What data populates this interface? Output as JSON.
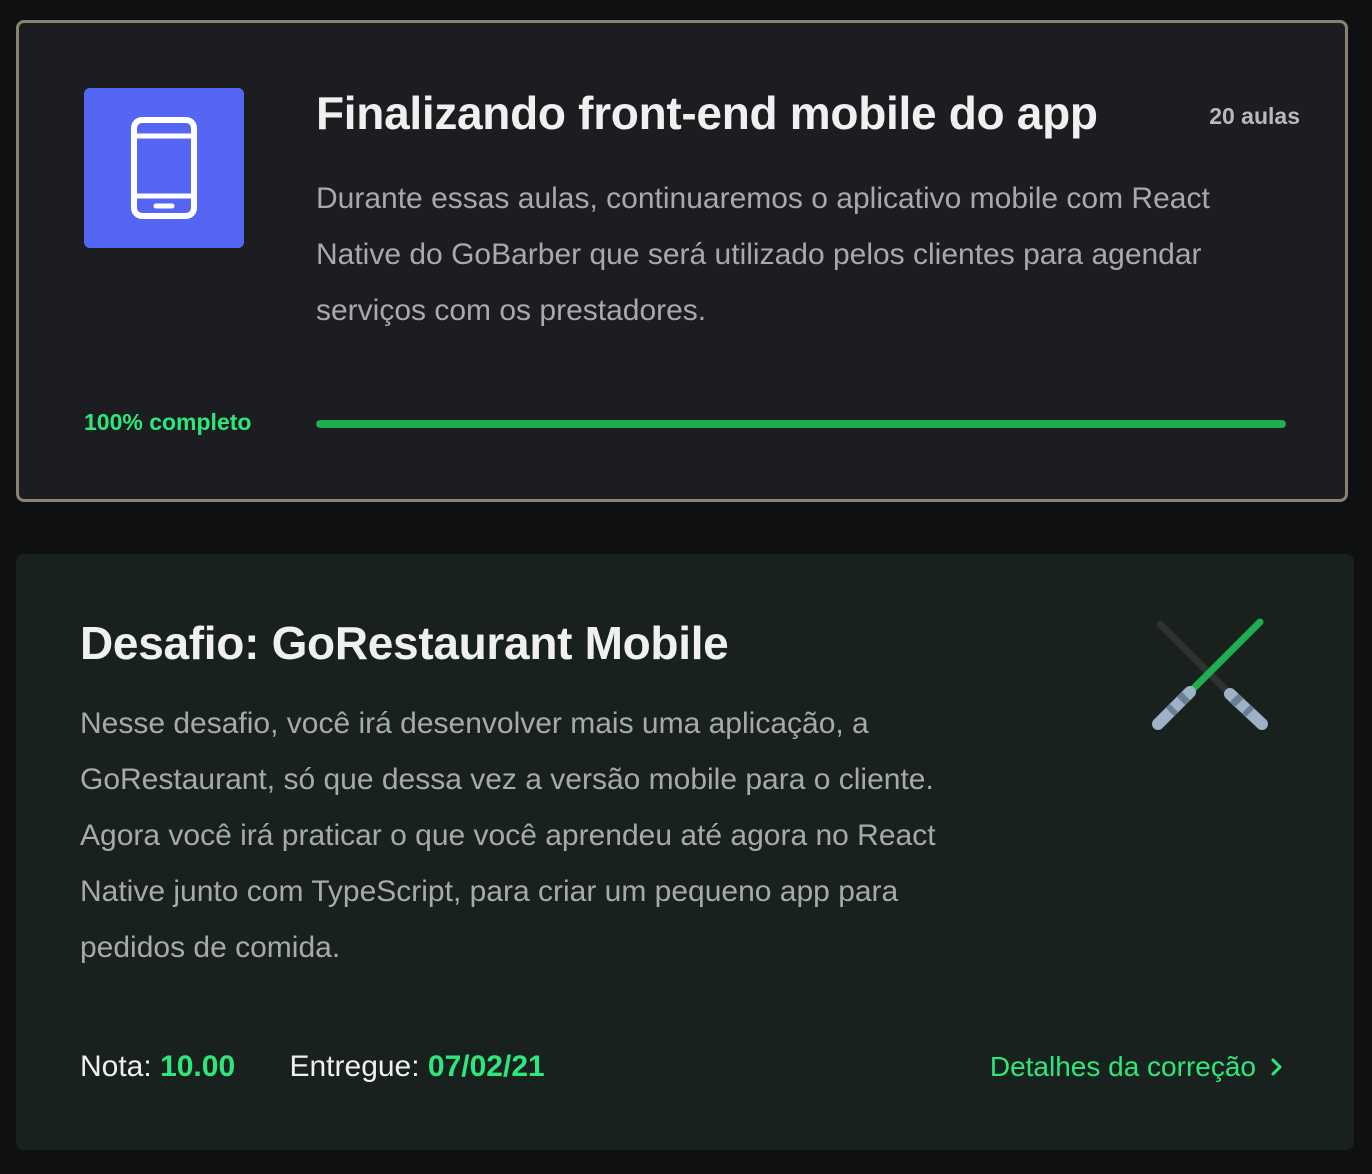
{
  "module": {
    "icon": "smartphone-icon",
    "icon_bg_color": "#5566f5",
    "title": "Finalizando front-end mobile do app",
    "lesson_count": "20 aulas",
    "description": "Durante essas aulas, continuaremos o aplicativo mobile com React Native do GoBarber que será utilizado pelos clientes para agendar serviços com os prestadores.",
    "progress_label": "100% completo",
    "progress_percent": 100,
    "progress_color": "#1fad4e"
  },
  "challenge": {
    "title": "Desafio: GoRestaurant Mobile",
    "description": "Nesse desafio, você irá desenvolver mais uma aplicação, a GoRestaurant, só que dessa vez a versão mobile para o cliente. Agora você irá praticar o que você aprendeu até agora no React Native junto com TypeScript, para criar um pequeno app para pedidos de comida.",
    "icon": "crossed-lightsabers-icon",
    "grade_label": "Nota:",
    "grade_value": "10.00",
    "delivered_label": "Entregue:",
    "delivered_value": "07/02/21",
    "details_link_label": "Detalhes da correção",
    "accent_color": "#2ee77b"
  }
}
+--
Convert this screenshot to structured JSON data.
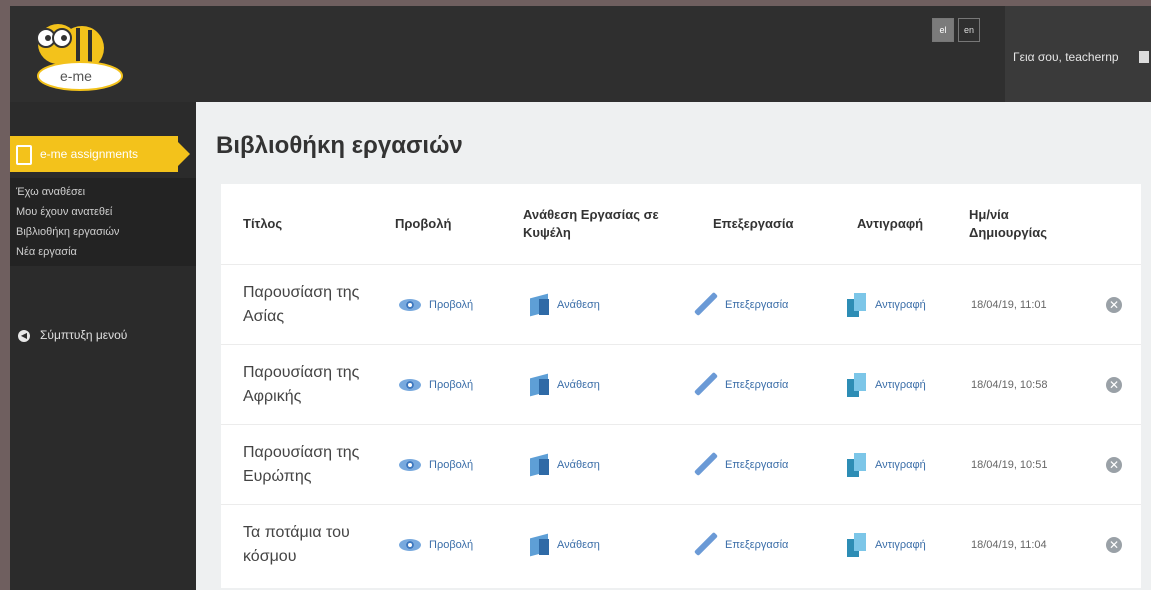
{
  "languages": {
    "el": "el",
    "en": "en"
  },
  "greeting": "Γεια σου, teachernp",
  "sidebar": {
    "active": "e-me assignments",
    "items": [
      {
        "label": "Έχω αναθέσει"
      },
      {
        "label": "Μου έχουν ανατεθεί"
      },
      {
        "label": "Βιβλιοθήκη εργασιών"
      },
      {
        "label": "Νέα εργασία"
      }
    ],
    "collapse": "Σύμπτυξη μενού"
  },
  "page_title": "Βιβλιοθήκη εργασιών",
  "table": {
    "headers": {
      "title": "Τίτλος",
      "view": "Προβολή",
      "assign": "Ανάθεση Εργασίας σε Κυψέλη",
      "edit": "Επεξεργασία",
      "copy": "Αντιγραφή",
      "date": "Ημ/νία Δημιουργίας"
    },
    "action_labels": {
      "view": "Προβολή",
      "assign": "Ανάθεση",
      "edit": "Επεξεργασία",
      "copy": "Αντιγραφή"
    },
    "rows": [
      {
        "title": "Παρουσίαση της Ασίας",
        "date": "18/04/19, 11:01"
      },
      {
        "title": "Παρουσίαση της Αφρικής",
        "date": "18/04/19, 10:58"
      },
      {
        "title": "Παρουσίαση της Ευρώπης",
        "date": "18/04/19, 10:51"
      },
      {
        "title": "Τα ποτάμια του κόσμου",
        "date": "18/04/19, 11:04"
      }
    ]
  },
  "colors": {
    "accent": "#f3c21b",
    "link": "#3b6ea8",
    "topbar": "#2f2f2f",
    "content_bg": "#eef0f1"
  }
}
+--
- _WORK TO BE COMPLETED_
Filter out every line that lacks the word "data", and copy the rest.

- _RESPONSE_
What data populates this interface? Output as JSON.
Convert this screenshot to structured JSON data.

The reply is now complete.